Task instructions
Reproduce all of the listing below without alteration.

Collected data
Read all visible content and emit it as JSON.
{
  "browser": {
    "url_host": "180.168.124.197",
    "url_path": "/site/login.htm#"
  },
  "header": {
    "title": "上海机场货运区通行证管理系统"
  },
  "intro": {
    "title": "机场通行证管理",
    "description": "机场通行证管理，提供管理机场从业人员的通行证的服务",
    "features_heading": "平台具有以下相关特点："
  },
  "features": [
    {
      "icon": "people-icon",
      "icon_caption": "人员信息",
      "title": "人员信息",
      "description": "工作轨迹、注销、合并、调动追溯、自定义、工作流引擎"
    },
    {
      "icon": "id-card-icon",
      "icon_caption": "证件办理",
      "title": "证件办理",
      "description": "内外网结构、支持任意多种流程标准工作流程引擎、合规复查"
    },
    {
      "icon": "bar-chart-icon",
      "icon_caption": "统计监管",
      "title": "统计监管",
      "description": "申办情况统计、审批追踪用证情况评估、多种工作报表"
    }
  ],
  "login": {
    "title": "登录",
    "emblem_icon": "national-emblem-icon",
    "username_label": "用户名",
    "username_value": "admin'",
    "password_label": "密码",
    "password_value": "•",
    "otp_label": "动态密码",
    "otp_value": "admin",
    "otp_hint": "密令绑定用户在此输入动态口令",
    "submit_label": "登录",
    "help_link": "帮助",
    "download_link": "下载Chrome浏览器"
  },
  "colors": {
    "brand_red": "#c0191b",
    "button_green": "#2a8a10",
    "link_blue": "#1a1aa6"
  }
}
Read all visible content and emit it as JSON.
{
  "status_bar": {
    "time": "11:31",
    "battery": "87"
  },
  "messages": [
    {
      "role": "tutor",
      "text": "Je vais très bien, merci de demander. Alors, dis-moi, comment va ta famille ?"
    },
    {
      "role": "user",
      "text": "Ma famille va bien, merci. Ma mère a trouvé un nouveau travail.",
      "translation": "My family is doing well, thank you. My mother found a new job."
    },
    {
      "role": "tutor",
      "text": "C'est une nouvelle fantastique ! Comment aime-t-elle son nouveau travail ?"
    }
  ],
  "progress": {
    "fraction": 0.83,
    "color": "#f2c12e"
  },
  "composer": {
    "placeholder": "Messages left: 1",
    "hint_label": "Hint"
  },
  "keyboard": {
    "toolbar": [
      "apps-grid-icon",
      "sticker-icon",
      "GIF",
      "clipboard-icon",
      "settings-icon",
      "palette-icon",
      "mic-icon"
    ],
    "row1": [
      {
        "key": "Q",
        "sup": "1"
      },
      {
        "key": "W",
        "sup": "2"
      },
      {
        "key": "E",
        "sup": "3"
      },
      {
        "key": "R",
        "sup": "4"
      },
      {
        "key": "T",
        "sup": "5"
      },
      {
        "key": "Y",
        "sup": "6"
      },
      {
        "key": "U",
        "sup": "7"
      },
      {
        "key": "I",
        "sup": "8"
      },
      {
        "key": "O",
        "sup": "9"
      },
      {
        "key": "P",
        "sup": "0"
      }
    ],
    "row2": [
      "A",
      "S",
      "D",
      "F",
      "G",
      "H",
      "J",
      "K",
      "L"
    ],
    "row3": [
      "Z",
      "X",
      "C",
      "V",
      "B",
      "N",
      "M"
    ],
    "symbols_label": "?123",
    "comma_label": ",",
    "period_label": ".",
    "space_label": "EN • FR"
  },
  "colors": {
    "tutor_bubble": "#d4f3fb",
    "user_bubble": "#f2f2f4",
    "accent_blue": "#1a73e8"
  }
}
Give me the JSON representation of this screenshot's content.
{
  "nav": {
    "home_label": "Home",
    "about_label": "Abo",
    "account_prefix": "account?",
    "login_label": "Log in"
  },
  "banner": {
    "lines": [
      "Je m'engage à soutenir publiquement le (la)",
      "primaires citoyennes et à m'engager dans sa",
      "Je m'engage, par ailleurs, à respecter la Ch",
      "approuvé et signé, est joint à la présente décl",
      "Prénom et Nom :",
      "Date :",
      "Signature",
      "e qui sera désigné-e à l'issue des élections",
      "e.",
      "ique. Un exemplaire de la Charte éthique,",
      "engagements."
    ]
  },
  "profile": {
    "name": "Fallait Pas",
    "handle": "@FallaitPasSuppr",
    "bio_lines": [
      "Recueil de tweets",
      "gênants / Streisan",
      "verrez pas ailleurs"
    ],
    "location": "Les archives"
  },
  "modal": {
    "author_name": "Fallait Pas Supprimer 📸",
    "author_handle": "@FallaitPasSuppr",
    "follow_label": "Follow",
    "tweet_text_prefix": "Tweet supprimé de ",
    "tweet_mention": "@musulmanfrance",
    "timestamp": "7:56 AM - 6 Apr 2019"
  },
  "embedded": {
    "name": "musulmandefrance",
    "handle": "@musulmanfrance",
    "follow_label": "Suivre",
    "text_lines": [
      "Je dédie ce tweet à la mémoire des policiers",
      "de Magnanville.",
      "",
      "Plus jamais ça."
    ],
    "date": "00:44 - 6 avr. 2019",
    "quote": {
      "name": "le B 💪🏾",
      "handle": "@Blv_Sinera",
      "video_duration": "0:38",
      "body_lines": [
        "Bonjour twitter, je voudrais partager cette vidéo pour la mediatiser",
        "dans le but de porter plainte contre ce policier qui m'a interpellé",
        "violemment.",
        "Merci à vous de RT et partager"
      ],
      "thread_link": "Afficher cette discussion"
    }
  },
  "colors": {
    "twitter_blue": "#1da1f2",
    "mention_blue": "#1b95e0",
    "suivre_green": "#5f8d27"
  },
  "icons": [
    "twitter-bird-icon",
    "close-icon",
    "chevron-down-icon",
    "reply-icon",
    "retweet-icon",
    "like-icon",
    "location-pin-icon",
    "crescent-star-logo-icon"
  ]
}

Response to the task
Read all visible content and emit it as JSON.
{
  "browser": {
    "url_host": "180.168.124.197",
    "url_path": "/site/login.htm#"
  },
  "header": {
    "title": "上海机场货运区通行证管理系统"
  },
  "intro": {
    "title": "机场通行证管理",
    "description": "机场通行证管理，提供管理机场从业人员的通行证的服务",
    "features_heading": "平台具有以下相关特点："
  },
  "features": [
    {
      "icon": "people-icon",
      "icon_caption": "人员信息",
      "title": "人员信息",
      "description": "工作轨迹、注销、合并、调动追溯、自定义、工作流引擎"
    },
    {
      "icon": "id-card-icon",
      "icon_caption": "证件办理",
      "title": "证件办理",
      "description": "内外网结构、支持任意多种流程标准工作流程引擎、合规复查"
    },
    {
      "icon": "bar-chart-icon",
      "icon_caption": "统计监管",
      "title": "统计监管",
      "description": "申办情况统计、审批追踪用证情况评估、多种工作报表"
    }
  ],
  "login": {
    "title": "登录",
    "emblem_icon": "national-emblem-icon",
    "username_label": "用户名",
    "username_value": "admin'",
    "password_label": "密码",
    "password_value": "•",
    "otp_label": "动态密码",
    "otp_value": "admin",
    "otp_hint": "密令绑定用户在此输入动态口令",
    "submit_label": "登录",
    "help_link": "帮助",
    "download_link": "下载Chrome浏览器"
  },
  "colors": {
    "brand_red": "#c0191b",
    "button_green": "#2a8a10",
    "link_blue": "#1a1aa6"
  }
}
Read all visible content and emit it as JSON.
{
  "status_bar": {
    "time": "11:31",
    "battery": "87"
  },
  "messages": [
    {
      "role": "tutor",
      "text": "Je vais très bien, merci de demander. Alors, dis-moi, comment va ta famille ?"
    },
    {
      "role": "user",
      "text": "Ma famille va bien, merci. Ma mère a trouvé un nouveau travail.",
      "translation": "My family is doing well, thank you. My mother found a new job."
    },
    {
      "role": "tutor",
      "text": "C'est une nouvelle fantastique ! Comment aime-t-elle son nouveau travail ?"
    }
  ],
  "progress": {
    "fraction": 0.83,
    "color": "#f2c12e"
  },
  "composer": {
    "placeholder": "Messages left: 1",
    "hint_label": "Hint"
  },
  "keyboard": {
    "toolbar": [
      "apps-grid-icon",
      "sticker-icon",
      "GIF",
      "clipboard-icon",
      "settings-icon",
      "palette-icon",
      "mic-icon"
    ],
    "row1": [
      {
        "key": "Q",
        "sup": "1"
      },
      {
        "key": "W",
        "sup": "2"
      },
      {
        "key": "E",
        "sup": "3"
      },
      {
        "key": "R",
        "sup": "4"
      },
      {
        "key": "T",
        "sup": "5"
      },
      {
        "key": "Y",
        "sup": "6"
      },
      {
        "key": "U",
        "sup": "7"
      },
      {
        "key": "I",
        "sup": "8"
      },
      {
        "key": "O",
        "sup": "9"
      },
      {
        "key": "P",
        "sup": "0"
      }
    ],
    "row2": [
      "A",
      "S",
      "D",
      "F",
      "G",
      "H",
      "J",
      "K",
      "L"
    ],
    "row3": [
      "Z",
      "X",
      "C",
      "V",
      "B",
      "N",
      "M"
    ],
    "symbols_label": "?123",
    "comma_label": ",",
    "period_label": ".",
    "space_label": "EN • FR"
  },
  "colors": {
    "tutor_bubble": "#d4f3fb",
    "user_bubble": "#f2f2f4",
    "accent_blue": "#1a73e8"
  }
}
Give me the JSON representation of this screenshot's content.
{
  "nav": {
    "home_label": "Home",
    "about_label": "Abo",
    "account_prefix": "account?",
    "login_label": "Log in"
  },
  "banner": {
    "lines": [
      "Je m'engage à soutenir publiquement le (la)",
      "primaires citoyennes et à m'engager dans sa",
      "Je m'engage, par ailleurs, à respecter la Ch",
      "approuvé et signé, est joint à la présente décl",
      "Prénom et Nom :",
      "Date :",
      "Signature",
      "e qui sera désigné-e à l'issue des élections",
      "e.",
      "ique. Un exemplaire de la Charte éthique,",
      "engagements."
    ]
  },
  "profile": {
    "name": "Fallait Pas",
    "handle": "@FallaitPasSuppr",
    "bio_lines": [
      "Recueil de tweets",
      "gênants / Streisan",
      "verrez pas ailleurs"
    ],
    "location": "Les archives"
  },
  "modal": {
    "author_name": "Fallait Pas Supprimer 📸",
    "author_handle": "@FallaitPasSuppr",
    "follow_label": "Follow",
    "tweet_text_prefix": "Tweet supprimé de ",
    "tweet_mention": "@musulmanfrance",
    "timestamp": "7:56 AM - 6 Apr 2019"
  },
  "embedded": {
    "name": "musulmandefrance",
    "handle": "@musulmanfrance",
    "follow_label": "Suivre",
    "text_lines": [
      "Je dédie ce tweet à la mémoire des policiers",
      "de Magnanville.",
      "",
      "Plus jamais ça."
    ],
    "date": "00:44 - 6 avr. 2019",
    "quote": {
      "name": "le B 💪🏾",
      "handle": "@Blv_Sinera",
      "video_duration": "0:38",
      "body_lines": [
        "Bonjour twitter, je voudrais partager cette vidéo pour la mediatiser",
        "dans le but de porter plainte contre ce policier qui m'a interpellé",
        "violemment.",
        "Merci à vous de RT et partager"
      ],
      "thread_link": "Afficher cette discussion"
    }
  },
  "colors": {
    "twitter_blue": "#1da1f2",
    "mention_blue": "#1b95e0",
    "suivre_green": "#5f8d27"
  },
  "icons": [
    "twitter-bird-icon",
    "close-icon",
    "chevron-down-icon",
    "reply-icon",
    "retweet-icon",
    "like-icon",
    "location-pin-icon",
    "crescent-star-logo-icon"
  ]
}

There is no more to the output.